WORK INSTRUCTIONS: Set each record down exactly, excluding all images.

ITEMS:
· · ·

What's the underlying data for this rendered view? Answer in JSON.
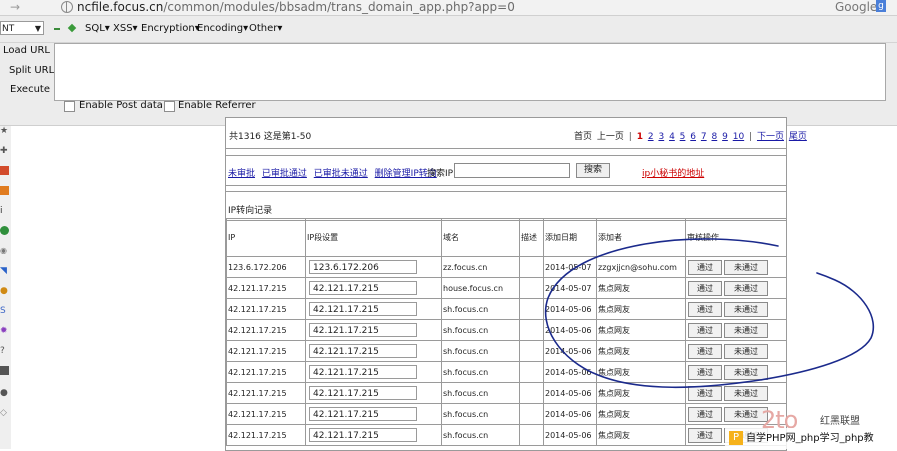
{
  "browser": {
    "url_host": "ncfile.focus.cn",
    "url_path": "/common/modules/bbsadm/trans_domain_app.php?app=0",
    "search_engine": "Google"
  },
  "hackbar": {
    "select_value": "NT",
    "menus": [
      "SQL",
      "XSS",
      "Encryption",
      "Encoding",
      "Other"
    ],
    "buttons": [
      "Load URL",
      "Split URL",
      "Execute"
    ],
    "checkboxes": [
      "Enable Post data",
      "Enable Referrer"
    ]
  },
  "pager": {
    "summary": "共1316  这是第1-50",
    "first": "首页",
    "prev": "上一页",
    "pages": [
      "1",
      "2",
      "3",
      "4",
      "5",
      "6",
      "7",
      "8",
      "9",
      "10"
    ],
    "current_page": "1",
    "next": "下一页",
    "last": "尾页"
  },
  "filters": {
    "links": [
      "未审批",
      "已审批通过",
      "已审批未通过",
      "删除管理IP转向"
    ],
    "search_label": "搜索IP:",
    "search_button": "搜索",
    "ip_link": "ip小秘书的地址"
  },
  "record_title": "IP转向记录",
  "table": {
    "columns": [
      "IP",
      "IP段设置",
      "域名",
      "描述",
      "添加日期",
      "添加者",
      "审核操作"
    ],
    "pass_label": "通过",
    "fail_label": "未通过",
    "rows": [
      {
        "ip": "123.6.172.206",
        "ip_range": "123.6.172.206",
        "domain": "zz.focus.cn",
        "desc": "",
        "date": "2014-05-07",
        "adder": "zzgxjjcn@sohu.com"
      },
      {
        "ip": "42.121.17.215",
        "ip_range": "42.121.17.215",
        "domain": "house.focus.cn",
        "desc": "",
        "date": "2014-05-07",
        "adder": "焦点网友"
      },
      {
        "ip": "42.121.17.215",
        "ip_range": "42.121.17.215",
        "domain": "sh.focus.cn",
        "desc": "",
        "date": "2014-05-06",
        "adder": "焦点网友"
      },
      {
        "ip": "42.121.17.215",
        "ip_range": "42.121.17.215",
        "domain": "sh.focus.cn",
        "desc": "",
        "date": "2014-05-06",
        "adder": "焦点网友"
      },
      {
        "ip": "42.121.17.215",
        "ip_range": "42.121.17.215",
        "domain": "sh.focus.cn",
        "desc": "",
        "date": "2014-05-06",
        "adder": "焦点网友"
      },
      {
        "ip": "42.121.17.215",
        "ip_range": "42.121.17.215",
        "domain": "sh.focus.cn",
        "desc": "",
        "date": "2014-05-06",
        "adder": "焦点网友"
      },
      {
        "ip": "42.121.17.215",
        "ip_range": "42.121.17.215",
        "domain": "sh.focus.cn",
        "desc": "",
        "date": "2014-05-06",
        "adder": "焦点网友"
      },
      {
        "ip": "42.121.17.215",
        "ip_range": "42.121.17.215",
        "domain": "sh.focus.cn",
        "desc": "",
        "date": "2014-05-06",
        "adder": "焦点网友"
      },
      {
        "ip": "42.121.17.215",
        "ip_range": "42.121.17.215",
        "domain": "sh.focus.cn",
        "desc": "",
        "date": "2014-05-06",
        "adder": "焦点网友"
      }
    ]
  },
  "watermark": {
    "logo": "2to",
    "tag": "红黑联盟",
    "bar": "自学PHP网_php学习_php教"
  },
  "colors": {
    "link": "#1a1aa6",
    "current_page": "#cc0000",
    "scribble": "#1b2a8c"
  }
}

· · ·

FINAL RESULT:
What's the underlying data for this rendered view? Answer in JSON.
{
  "browser": {
    "url_host": "ncfile.focus.cn",
    "url_path": "/common/modules/bbsadm/trans_domain_app.php?app=0",
    "search_engine": "Google"
  },
  "hackbar": {
    "select_value": "NT",
    "menus": [
      "SQL",
      "XSS",
      "Encryption",
      "Encoding",
      "Other"
    ],
    "buttons": [
      "Load URL",
      "Split URL",
      "Execute"
    ],
    "checkboxes": [
      "Enable Post data",
      "Enable Referrer"
    ]
  },
  "pager": {
    "summary": "共1316  这是第1-50",
    "first": "首页",
    "prev": "上一页",
    "pages": [
      "1",
      "2",
      "3",
      "4",
      "5",
      "6",
      "7",
      "8",
      "9",
      "10"
    ],
    "current_page": "1",
    "next": "下一页",
    "last": "尾页"
  },
  "filters": {
    "links": [
      "未审批",
      "已审批通过",
      "已审批未通过",
      "删除管理IP转向"
    ],
    "search_label": "搜索IP:",
    "search_button": "搜索",
    "ip_link": "ip小秘书的地址"
  },
  "record_title": "IP转向记录",
  "table": {
    "columns": [
      "IP",
      "IP段设置",
      "域名",
      "描述",
      "添加日期",
      "添加者",
      "审核操作"
    ],
    "pass_label": "通过",
    "fail_label": "未通过",
    "rows": [
      {
        "ip": "123.6.172.206",
        "ip_range": "123.6.172.206",
        "domain": "zz.focus.cn",
        "desc": "",
        "date": "2014-05-07",
        "adder": "zzgxjjcn@sohu.com"
      },
      {
        "ip": "42.121.17.215",
        "ip_range": "42.121.17.215",
        "domain": "house.focus.cn",
        "desc": "",
        "date": "2014-05-07",
        "adder": "焦点网友"
      },
      {
        "ip": "42.121.17.215",
        "ip_range": "42.121.17.215",
        "domain": "sh.focus.cn",
        "desc": "",
        "date": "2014-05-06",
        "adder": "焦点网友"
      },
      {
        "ip": "42.121.17.215",
        "ip_range": "42.121.17.215",
        "domain": "sh.focus.cn",
        "desc": "",
        "date": "2014-05-06",
        "adder": "焦点网友"
      },
      {
        "ip": "42.121.17.215",
        "ip_range": "42.121.17.215",
        "domain": "sh.focus.cn",
        "desc": "",
        "date": "2014-05-06",
        "adder": "焦点网友"
      },
      {
        "ip": "42.121.17.215",
        "ip_range": "42.121.17.215",
        "domain": "sh.focus.cn",
        "desc": "",
        "date": "2014-05-06",
        "adder": "焦点网友"
      },
      {
        "ip": "42.121.17.215",
        "ip_range": "42.121.17.215",
        "domain": "sh.focus.cn",
        "desc": "",
        "date": "2014-05-06",
        "adder": "焦点网友"
      },
      {
        "ip": "42.121.17.215",
        "ip_range": "42.121.17.215",
        "domain": "sh.focus.cn",
        "desc": "",
        "date": "2014-05-06",
        "adder": "焦点网友"
      },
      {
        "ip": "42.121.17.215",
        "ip_range": "42.121.17.215",
        "domain": "sh.focus.cn",
        "desc": "",
        "date": "2014-05-06",
        "adder": "焦点网友"
      }
    ]
  },
  "watermark": {
    "logo": "2to",
    "tag": "红黑联盟",
    "bar": "自学PHP网_php学习_php教"
  },
  "colors": {
    "link": "#1a1aa6",
    "current_page": "#cc0000",
    "scribble": "#1b2a8c"
  }
}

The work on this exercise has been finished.